From the listing that follows, extract every line and set it down unaltered.

------

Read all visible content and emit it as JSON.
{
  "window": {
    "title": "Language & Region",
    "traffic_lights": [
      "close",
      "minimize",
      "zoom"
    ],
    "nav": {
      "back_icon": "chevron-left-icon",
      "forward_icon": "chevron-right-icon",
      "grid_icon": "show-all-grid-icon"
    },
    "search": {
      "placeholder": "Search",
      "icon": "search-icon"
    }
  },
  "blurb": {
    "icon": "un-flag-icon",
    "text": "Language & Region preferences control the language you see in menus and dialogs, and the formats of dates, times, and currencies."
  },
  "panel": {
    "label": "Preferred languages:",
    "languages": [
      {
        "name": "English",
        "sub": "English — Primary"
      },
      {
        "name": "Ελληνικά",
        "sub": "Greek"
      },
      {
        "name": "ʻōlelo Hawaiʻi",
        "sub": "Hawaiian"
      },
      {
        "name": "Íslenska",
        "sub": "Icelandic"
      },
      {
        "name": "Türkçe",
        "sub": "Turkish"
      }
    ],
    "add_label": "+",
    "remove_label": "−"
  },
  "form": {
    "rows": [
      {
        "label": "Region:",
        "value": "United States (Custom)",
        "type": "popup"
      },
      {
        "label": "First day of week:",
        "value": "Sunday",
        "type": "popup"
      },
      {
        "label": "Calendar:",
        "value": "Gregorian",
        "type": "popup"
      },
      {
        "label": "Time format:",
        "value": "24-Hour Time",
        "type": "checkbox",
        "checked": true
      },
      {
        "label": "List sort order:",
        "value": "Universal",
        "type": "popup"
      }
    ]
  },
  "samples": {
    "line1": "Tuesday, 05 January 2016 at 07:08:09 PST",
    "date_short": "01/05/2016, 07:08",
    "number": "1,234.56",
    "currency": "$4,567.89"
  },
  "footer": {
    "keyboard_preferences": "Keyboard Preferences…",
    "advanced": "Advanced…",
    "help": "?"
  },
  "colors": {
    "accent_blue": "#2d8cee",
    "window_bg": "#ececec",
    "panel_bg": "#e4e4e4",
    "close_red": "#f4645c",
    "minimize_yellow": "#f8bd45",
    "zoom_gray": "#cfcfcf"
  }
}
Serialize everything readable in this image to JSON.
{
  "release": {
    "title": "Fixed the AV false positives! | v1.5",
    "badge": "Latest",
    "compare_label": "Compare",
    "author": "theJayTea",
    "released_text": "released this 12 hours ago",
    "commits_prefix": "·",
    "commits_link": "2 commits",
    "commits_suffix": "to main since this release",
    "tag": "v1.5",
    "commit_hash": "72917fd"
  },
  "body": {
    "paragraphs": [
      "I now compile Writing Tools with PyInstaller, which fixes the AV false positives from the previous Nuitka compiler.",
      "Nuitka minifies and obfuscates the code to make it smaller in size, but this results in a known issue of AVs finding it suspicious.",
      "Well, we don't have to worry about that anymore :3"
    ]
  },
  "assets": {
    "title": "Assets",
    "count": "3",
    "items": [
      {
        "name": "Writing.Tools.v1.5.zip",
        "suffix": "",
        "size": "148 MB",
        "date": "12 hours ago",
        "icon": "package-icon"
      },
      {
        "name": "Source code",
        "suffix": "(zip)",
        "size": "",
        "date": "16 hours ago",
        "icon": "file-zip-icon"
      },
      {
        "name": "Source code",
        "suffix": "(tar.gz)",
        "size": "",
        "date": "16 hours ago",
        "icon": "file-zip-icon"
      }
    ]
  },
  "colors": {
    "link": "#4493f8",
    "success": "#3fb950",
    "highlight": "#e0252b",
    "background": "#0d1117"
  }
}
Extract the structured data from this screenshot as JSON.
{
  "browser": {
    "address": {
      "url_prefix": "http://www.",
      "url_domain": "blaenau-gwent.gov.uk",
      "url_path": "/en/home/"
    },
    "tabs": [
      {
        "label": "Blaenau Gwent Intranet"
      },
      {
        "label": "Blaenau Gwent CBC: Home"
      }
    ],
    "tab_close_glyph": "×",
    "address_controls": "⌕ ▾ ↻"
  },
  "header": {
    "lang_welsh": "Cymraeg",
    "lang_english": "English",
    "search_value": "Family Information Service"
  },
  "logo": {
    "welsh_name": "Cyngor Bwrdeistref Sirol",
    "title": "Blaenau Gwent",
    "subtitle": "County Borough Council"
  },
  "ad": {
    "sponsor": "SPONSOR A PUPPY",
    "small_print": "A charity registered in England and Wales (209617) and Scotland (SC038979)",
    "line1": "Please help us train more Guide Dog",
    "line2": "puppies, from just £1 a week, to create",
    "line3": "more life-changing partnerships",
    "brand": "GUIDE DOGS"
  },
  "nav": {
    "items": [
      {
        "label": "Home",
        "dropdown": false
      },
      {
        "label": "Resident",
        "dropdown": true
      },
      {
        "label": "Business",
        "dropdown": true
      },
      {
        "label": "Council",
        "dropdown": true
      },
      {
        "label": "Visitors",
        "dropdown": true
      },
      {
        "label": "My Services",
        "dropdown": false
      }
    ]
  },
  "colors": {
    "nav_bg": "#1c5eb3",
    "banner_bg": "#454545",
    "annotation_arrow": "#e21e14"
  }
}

------

- **Correct result**:
Read all visible content and emit it as JSON.
{
  "window": {
    "title": "Language & Region",
    "traffic_lights": [
      "close",
      "minimize",
      "zoom"
    ],
    "nav": {
      "back_icon": "chevron-left-icon",
      "forward_icon": "chevron-right-icon",
      "grid_icon": "show-all-grid-icon"
    },
    "search": {
      "placeholder": "Search",
      "icon": "search-icon"
    }
  },
  "blurb": {
    "icon": "un-flag-icon",
    "text": "Language & Region preferences control the language you see in menus and dialogs, and the formats of dates, times, and currencies."
  },
  "panel": {
    "label": "Preferred languages:",
    "languages": [
      {
        "name": "English",
        "sub": "English — Primary"
      },
      {
        "name": "Ελληνικά",
        "sub": "Greek"
      },
      {
        "name": "ʻōlelo Hawaiʻi",
        "sub": "Hawaiian"
      },
      {
        "name": "Íslenska",
        "sub": "Icelandic"
      },
      {
        "name": "Türkçe",
        "sub": "Turkish"
      }
    ],
    "add_label": "+",
    "remove_label": "−"
  },
  "form": {
    "rows": [
      {
        "label": "Region:",
        "value": "United States (Custom)",
        "type": "popup"
      },
      {
        "label": "First day of week:",
        "value": "Sunday",
        "type": "popup"
      },
      {
        "label": "Calendar:",
        "value": "Gregorian",
        "type": "popup"
      },
      {
        "label": "Time format:",
        "value": "24-Hour Time",
        "type": "checkbox",
        "checked": true
      },
      {
        "label": "List sort order:",
        "value": "Universal",
        "type": "popup"
      }
    ]
  },
  "samples": {
    "line1": "Tuesday, 05 January 2016 at 07:08:09 PST",
    "date_short": "01/05/2016, 07:08",
    "number": "1,234.56",
    "currency": "$4,567.89"
  },
  "footer": {
    "keyboard_preferences": "Keyboard Preferences…",
    "advanced": "Advanced…",
    "help": "?"
  },
  "colors": {
    "accent_blue": "#2d8cee",
    "window_bg": "#ececec",
    "panel_bg": "#e4e4e4",
    "close_red": "#f4645c",
    "minimize_yellow": "#f8bd45",
    "zoom_gray": "#cfcfcf"
  }
}
Serialize everything readable in this image to JSON.
{
  "release": {
    "title": "Fixed the AV false positives! | v1.5",
    "badge": "Latest",
    "compare_label": "Compare",
    "author": "theJayTea",
    "released_text": "released this 12 hours ago",
    "commits_prefix": "·",
    "commits_link": "2 commits",
    "commits_suffix": "to main since this release",
    "tag": "v1.5",
    "commit_hash": "72917fd"
  },
  "body": {
    "paragraphs": [
      "I now compile Writing Tools with PyInstaller, which fixes the AV false positives from the previous Nuitka compiler.",
      "Nuitka minifies and obfuscates the code to make it smaller in size, but this results in a known issue of AVs finding it suspicious.",
      "Well, we don't have to worry about that anymore :3"
    ]
  },
  "assets": {
    "title": "Assets",
    "count": "3",
    "items": [
      {
        "name": "Writing.Tools.v1.5.zip",
        "suffix": "",
        "size": "148 MB",
        "date": "12 hours ago",
        "icon": "package-icon"
      },
      {
        "name": "Source code",
        "suffix": "(zip)",
        "size": "",
        "date": "16 hours ago",
        "icon": "file-zip-icon"
      },
      {
        "name": "Source code",
        "suffix": "(tar.gz)",
        "size": "",
        "date": "16 hours ago",
        "icon": "file-zip-icon"
      }
    ]
  },
  "colors": {
    "link": "#4493f8",
    "success": "#3fb950",
    "highlight": "#e0252b",
    "background": "#0d1117"
  }
}
Extract the structured data from this screenshot as JSON.
{
  "browser": {
    "address": {
      "url_prefix": "http://www.",
      "url_domain": "blaenau-gwent.gov.uk",
      "url_path": "/en/home/"
    },
    "tabs": [
      {
        "label": "Blaenau Gwent Intranet"
      },
      {
        "label": "Blaenau Gwent CBC: Home"
      }
    ],
    "tab_close_glyph": "×",
    "address_controls": "⌕ ▾ ↻"
  },
  "header": {
    "lang_welsh": "Cymraeg",
    "lang_english": "English",
    "search_value": "Family Information Service"
  },
  "logo": {
    "welsh_name": "Cyngor Bwrdeistref Sirol",
    "title": "Blaenau Gwent",
    "subtitle": "County Borough Council"
  },
  "ad": {
    "sponsor": "SPONSOR A PUPPY",
    "small_print": "A charity registered in England and Wales (209617) and Scotland (SC038979)",
    "line1": "Please help us train more Guide Dog",
    "line2": "puppies, from just £1 a week, to create",
    "line3": "more life-changing partnerships",
    "brand": "GUIDE DOGS"
  },
  "nav": {
    "items": [
      {
        "label": "Home",
        "dropdown": false
      },
      {
        "label": "Resident",
        "dropdown": true
      },
      {
        "label": "Business",
        "dropdown": true
      },
      {
        "label": "Council",
        "dropdown": true
      },
      {
        "label": "Visitors",
        "dropdown": true
      },
      {
        "label": "My Services",
        "dropdown": false
      }
    ]
  },
  "colors": {
    "nav_bg": "#1c5eb3",
    "banner_bg": "#454545",
    "annotation_arrow": "#e21e14"
  }
}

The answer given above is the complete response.